[What needs to be done] In the listing below, locate the lines that hold the string "JSON". Copy those lines.

[Provided entries]
start

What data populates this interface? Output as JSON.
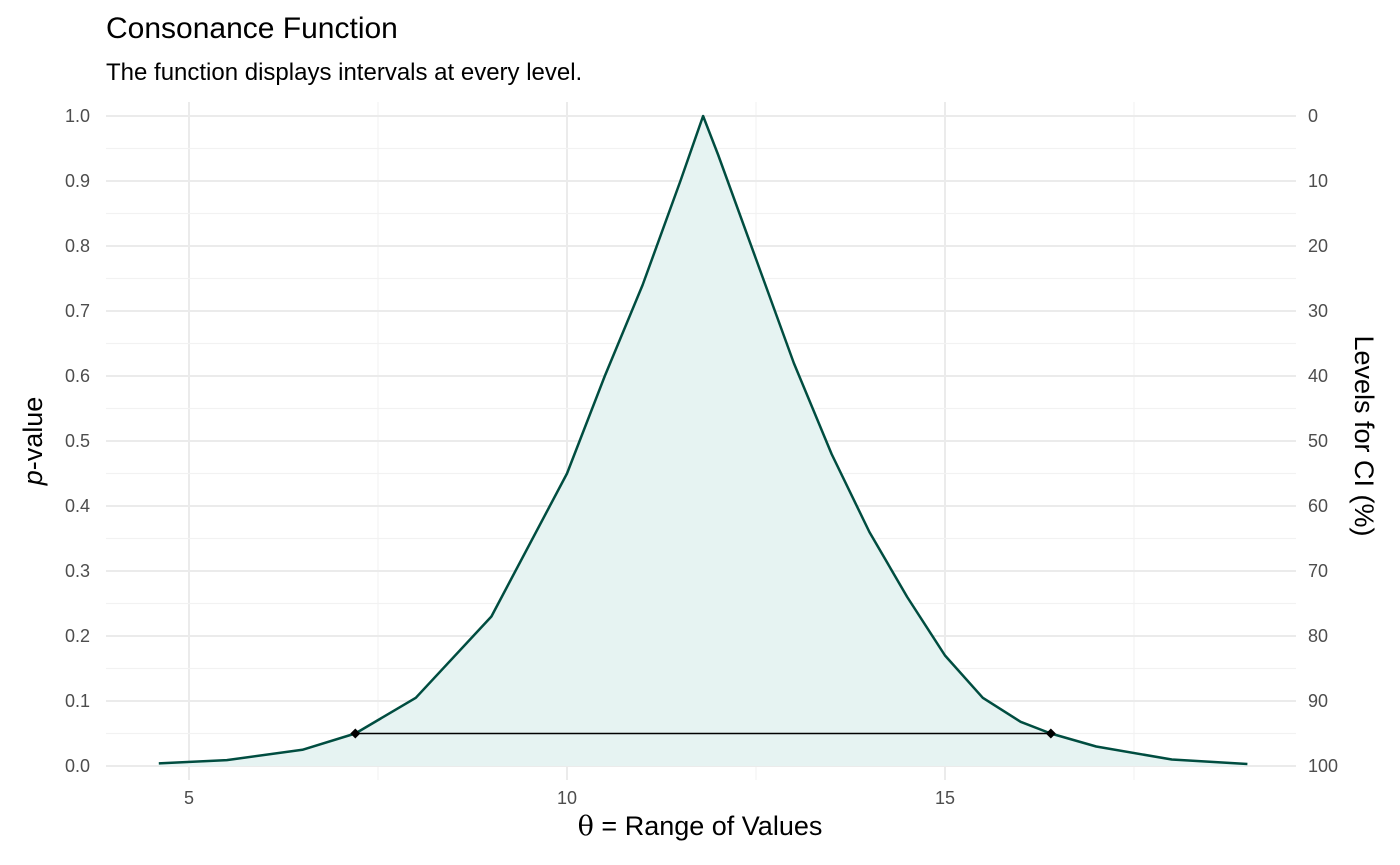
{
  "chart_data": {
    "type": "area",
    "title": "Consonance Function",
    "subtitle": "The function displays intervals at every level.",
    "xlabel": "Range of Values",
    "xlabel_symbol": "θ",
    "xlabel_eq": "=",
    "ylabel_p": "p",
    "ylabel_rest": "-value",
    "ylabel_right": "Levels for CI (%)",
    "xlim": [
      4.1,
      19.2
    ],
    "ylim": [
      0,
      1
    ],
    "x_ticks": [
      5,
      10,
      15
    ],
    "x_tick_labels": [
      "5",
      "10",
      "15"
    ],
    "y_ticks": [
      0,
      0.1,
      0.2,
      0.3,
      0.4,
      0.5,
      0.6,
      0.7,
      0.8,
      0.9,
      1.0
    ],
    "y_tick_labels": [
      "0.0",
      "0.1",
      "0.2",
      "0.3",
      "0.4",
      "0.5",
      "0.6",
      "0.7",
      "0.8",
      "0.9",
      "1.0"
    ],
    "y2_tick_labels": [
      "100",
      "90",
      "80",
      "70",
      "60",
      "50",
      "40",
      "30",
      "20",
      "10",
      "0"
    ],
    "grid": true,
    "series": [
      {
        "x": [
          4.6,
          5.5,
          6.5,
          7.2,
          8.0,
          9.0,
          10.0,
          10.5,
          11.0,
          11.5,
          11.8,
          12.0,
          12.5,
          13.0,
          13.5,
          14.0,
          14.5,
          15.0,
          15.5,
          16.0,
          16.4,
          17.0,
          18.0,
          19.0
        ],
        "y": [
          0.004,
          0.009,
          0.025,
          0.05,
          0.105,
          0.23,
          0.45,
          0.6,
          0.74,
          0.9,
          1.0,
          0.94,
          0.78,
          0.62,
          0.48,
          0.36,
          0.26,
          0.17,
          0.105,
          0.068,
          0.05,
          0.03,
          0.01,
          0.003
        ],
        "color": "#004d40",
        "fill": "#e6f3f2"
      }
    ],
    "interval": {
      "x_low": 7.2,
      "x_high": 16.4,
      "p": 0.05,
      "color": "#000000"
    }
  }
}
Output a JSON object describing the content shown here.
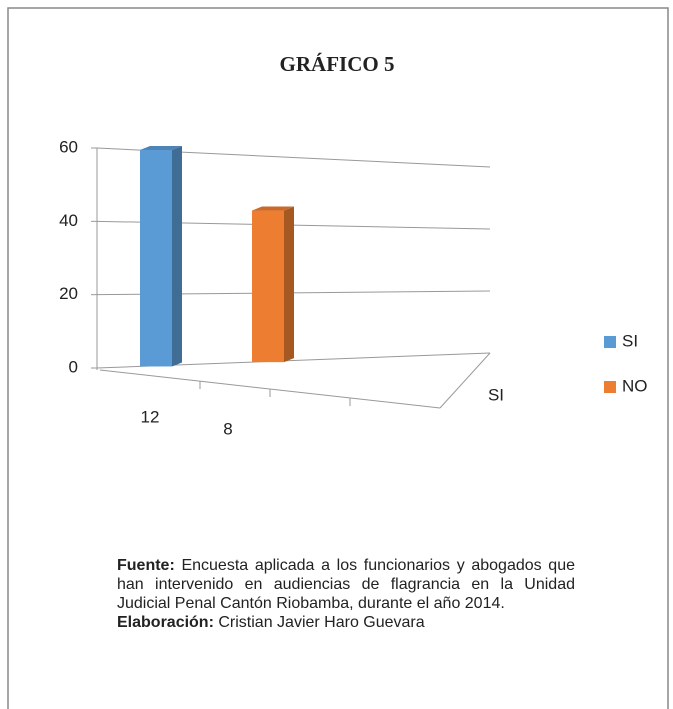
{
  "chart_data": {
    "type": "bar3d",
    "title": "GRÁFICO 5",
    "categories": [
      "12",
      "8"
    ],
    "depth_label": "SI",
    "series": [
      {
        "name": "SI",
        "color": "#5b9bd5",
        "values": [
          60,
          null
        ]
      },
      {
        "name": "NO",
        "color": "#ed7d31",
        "values": [
          null,
          44
        ]
      }
    ],
    "ylim": [
      0,
      60
    ],
    "yticks": [
      0,
      20,
      40,
      60
    ],
    "grid": true,
    "legend": "right"
  },
  "notes": {
    "source_label": "Fuente:",
    "source_text": "Encuesta aplicada a los funcionarios y abogados que han intervenido en audiencias de flagrancia en la Unidad Judicial Penal Cantón Riobamba, durante el año 2014.",
    "author_label": "Elaboración:",
    "author_text": "Cristian Javier Haro Guevara"
  }
}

end

[Written response]
What data populates this interface? Output as JSON.
Output a JSON object describing the content shown here.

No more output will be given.